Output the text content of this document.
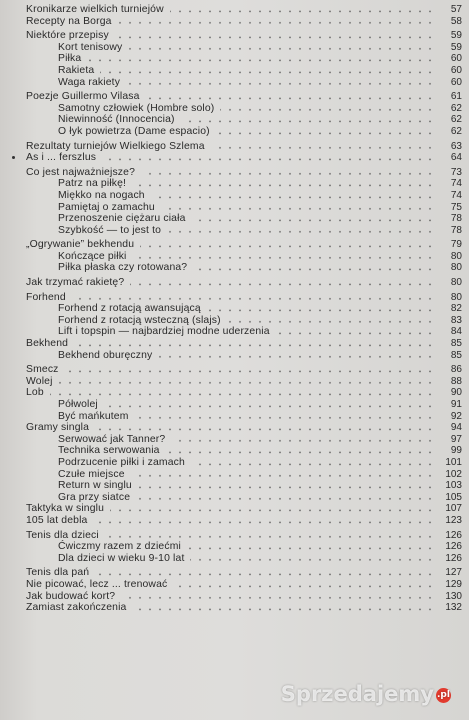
Kronikarze wielkich turniejów	57
Recepty na Borga	58
Niektóre przepisy	59
Kort tenisowy	59
Piłka	60
Rakieta	60
Waga rakiety	60
Poezje Guillermo Vilasa	61
Samotny człowiek (Hombre solo)	62
Niewinność (Innocencia)	62
O łyk powietrza (Dame espacio)	62
Rezultaty turniejów Wielkiego Szlema	63
As i ... ferszlus	64
Co jest najważniejsze?	73
Patrz na piłkę!	74
Miękko na nogach	74
Pamiętaj o zamachu	75
Przenoszenie ciężaru ciała	78
Szybkość — to jest to	78
„Ogrywanie” bekhendu	79
Kończące piłki	80
Piłka płaska czy rotowana?	80
Jak trzymać rakietę?	80
Forhend	80
Forhend z rotacją awansującą	82
Forhend z rotacją wsteczną (slajs)	83
Lift i topspin — najbardziej modne uderzenia	84
Bekhend	85
Bekhend oburęczny	85
Smecz	86
Wolej	88
Lob	90
Półwolej	91
Być mańkutem	92
Gramy singla	94
Serwować jak Tanner?	97
Technika serwowania	99
Podrzucenie piłki i zamach	101
Czułe miejsce	102
Return w singlu	103
Gra przy siatce	105
Taktyka w singlu	107
105 lat debla	123
Tenis dla dzieci	126
Ćwiczmy razem z dziećmi	126
Dla dzieci w wieku 9-10 lat	126
Tenis dla pań	127
Nie picować, lecz ... trenować	129
Jak budować kort?	130
Zamiast zakończenia	132
Sprzedajemy .pl
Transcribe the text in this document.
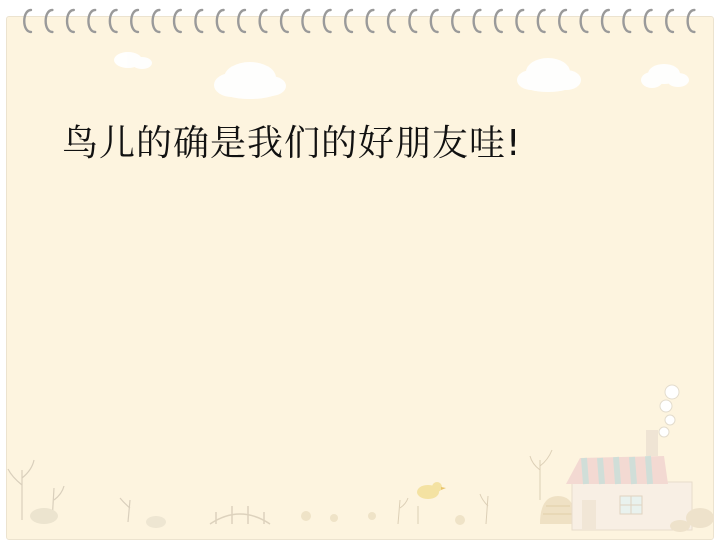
鸟儿的确是我们的好朋友哇!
▬▬▬▬▬▬▬▬▬▬
The material above holds pictures; copy everything else in it exactly.

Output the text content of this document.
Kronikarze wielkich turniejów	57
Recepty na Borga	58
Niektóre przepisy	59
Kort tenisowy	59
Piłka	60
Rakieta	60
Waga rakiety	60
Poezje Guillermo Vilasa	61
Samotny człowiek (Hombre solo)	62
Niewinność (Innocencia)	62
O łyk powietrza (Dame espacio)	62
Rezultaty turniejów Wielkiego Szlema	63
As i ... ferszlus	64
Co jest najważniejsze?	73
Patrz na piłkę!	74
Miękko na nogach	74
Pamiętaj o zamachu	75
Przenoszenie ciężaru ciała	78
Szybkość — to jest to	78
„Ogrywanie” bekhendu	79
Kończące piłki	80
Piłka płaska czy rotowana?	80
Jak trzymać rakietę?	80
Forhend	80
Forhend z rotacją awansującą	82
Forhend z rotacją wsteczną (slajs)	83
Lift i topspin — najbardziej modne uderzenia	84
Bekhend	85
Bekhend oburęczny	85
Smecz	86
Wolej	88
Lob	90
Półwolej	91
Być mańkutem	92
Gramy singla	94
Serwować jak Tanner?	97
Technika serwowania	99
Podrzucenie piłki i zamach	101
Czułe miejsce	102
Return w singlu	103
Gra przy siatce	105
Taktyka w singlu	107
105 lat debla	123
Tenis dla dzieci	126
Ćwiczmy razem z dziećmi	126
Dla dzieci w wieku 9-10 lat	126
Tenis dla pań	127
Nie picować, lecz ... trenować	129
Jak budować kort?	130
Zamiast zakończenia	132
Sprzedajemy .pl
Transcribe the text in this document.
鸟儿的确是我们的好朋友哇!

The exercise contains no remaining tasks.